── Extrait du document ──

PARIS - Le 25 août 1944, après six jours d'insurrection populaire et l'entrée dans Paris de la 2e division blindée de Leclerc, avant-garde des troupes alliées, le drapeau blanc de la reddition remplaçait la croix gammée qui flottait depuis plus de cinquante mois sur la capitale française.
Le soulèvement de la population parisienne le 19 août devait changer la donne.

Le 18, alors que se multipliaient les mouvements de grève, notamment dans la police, le métro, la poste et la radio, des affiches étaient apparues sur les murs de la capitale, signées des francs-tireurs et partisans français (FTPF), composante d'obédience communiste des Forces françaises de l'Intérieur (FFI), appelant à la mobilisation générale contre l'occupant.
Dès le 18 au soir, une fusillade éclate près du pont des Arts, en plein
cœur de Paris, face au Louvre.
Le lendemain, des gardiens de la paix occupent la préfecture de police. Des mairies, des ministères, des sièges de journaux sont contrôlés par les FFI. Le Conseil national de la Résistance (CNR) et le Comité parisien de libération (CPL) lancent des appels à l'insurrection. Des combats éclatent, notamment pour le contrôle de la mairie de Neuilly.
Une trêve est conclue dans la soirée mais les combats se poursuivent le dimanche 20. L'Hôtel de Ville est occupé par la Résistance.
Grâce notamment à l'intervention du consul de Norvège Raoul Nordling et du président du conseil municipal de Paris, Pierre Taittinger, 3.200 prisonniers politiques sont libérés, une nouvelle trêve est décidée mais elle ne fait pas l'unanimité au sein de la Résistance. Des affrontements sporadiques se poursuivent.
Le 21, le CNR décide de rompre la trêve et des barricades sont érigées dans plusieurs quartiers de la capitale. Le 22, les combats s'intensifient.
Les forces alliées sont à une centaine de kilomètres. De crainte de représailles allemandes qui transformeraient la ville en un champ de ruines, après bien des hésitations de la part du commandement américain, la 2e DB est finalement autorisée, le 22 août au soir, à foncer sur la capitale pour prêter main forte aux FFI.

───
── Données fournies ──

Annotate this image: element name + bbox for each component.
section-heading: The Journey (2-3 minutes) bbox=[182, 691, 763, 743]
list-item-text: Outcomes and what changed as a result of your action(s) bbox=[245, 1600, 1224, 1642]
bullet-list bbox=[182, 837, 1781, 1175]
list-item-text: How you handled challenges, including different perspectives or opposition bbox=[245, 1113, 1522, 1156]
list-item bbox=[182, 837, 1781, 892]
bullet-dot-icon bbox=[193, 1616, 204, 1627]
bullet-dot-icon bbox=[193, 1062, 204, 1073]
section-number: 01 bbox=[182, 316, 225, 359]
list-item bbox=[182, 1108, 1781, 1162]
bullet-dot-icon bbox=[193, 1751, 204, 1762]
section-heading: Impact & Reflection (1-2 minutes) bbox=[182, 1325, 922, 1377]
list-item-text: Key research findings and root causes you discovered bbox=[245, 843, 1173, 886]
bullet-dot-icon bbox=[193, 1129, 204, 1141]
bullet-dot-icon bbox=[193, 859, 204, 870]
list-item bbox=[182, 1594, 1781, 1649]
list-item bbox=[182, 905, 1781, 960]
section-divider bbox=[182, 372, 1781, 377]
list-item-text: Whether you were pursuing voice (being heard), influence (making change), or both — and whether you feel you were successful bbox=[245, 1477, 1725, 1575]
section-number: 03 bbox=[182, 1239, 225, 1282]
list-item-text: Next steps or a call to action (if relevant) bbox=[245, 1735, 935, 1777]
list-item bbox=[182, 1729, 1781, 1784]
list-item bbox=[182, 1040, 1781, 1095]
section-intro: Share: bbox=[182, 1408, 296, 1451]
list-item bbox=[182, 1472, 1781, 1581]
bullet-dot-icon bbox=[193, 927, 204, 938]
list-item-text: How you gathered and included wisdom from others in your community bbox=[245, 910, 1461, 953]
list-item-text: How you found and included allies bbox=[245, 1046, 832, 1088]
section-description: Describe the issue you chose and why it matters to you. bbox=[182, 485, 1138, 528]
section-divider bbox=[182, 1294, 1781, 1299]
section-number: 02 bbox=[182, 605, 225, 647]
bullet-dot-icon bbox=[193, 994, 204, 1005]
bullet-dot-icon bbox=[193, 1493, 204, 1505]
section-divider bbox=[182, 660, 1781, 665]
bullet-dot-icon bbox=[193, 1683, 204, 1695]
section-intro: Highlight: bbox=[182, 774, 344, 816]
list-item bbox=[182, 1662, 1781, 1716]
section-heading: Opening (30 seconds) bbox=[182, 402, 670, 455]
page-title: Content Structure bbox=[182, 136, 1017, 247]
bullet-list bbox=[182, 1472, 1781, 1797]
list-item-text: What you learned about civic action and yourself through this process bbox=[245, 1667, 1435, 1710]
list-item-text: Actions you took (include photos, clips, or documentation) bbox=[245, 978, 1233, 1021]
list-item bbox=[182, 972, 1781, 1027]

───

### Consignes:
1. Recopiez le passage du texte sur la libération de Paris allant de « PARIS - Le 25 » jusqu'à « la capitale française. », en changeant « 2e division blindée » en « deuxième division blindée ».
2. Répondez à ces questions d'après le texte sur la libération de Paris :
(a) Quel jour la population parisienne s'est-elle soulevée ?
(b) Combien de prisonniers politiques sont libérés ?
(c) Quand la 2e DB est-elle autorisée à foncer sur la capitale ?

### Réponses finales:
1.
PARIS - Le 25 août 1944, après six jours d'insurrection populaire et l'entrée dans Paris de la deuxième division blindée de Leclerc, avant-garde des troupes alliées, le drapeau blanc de la reddition remplaçait la croix gammée qui flottait depuis plus de cinquante mois sur la capitale française.

2.
(a) Le 19 août.
(b) 3.200.
(c) Le 22 août au soir.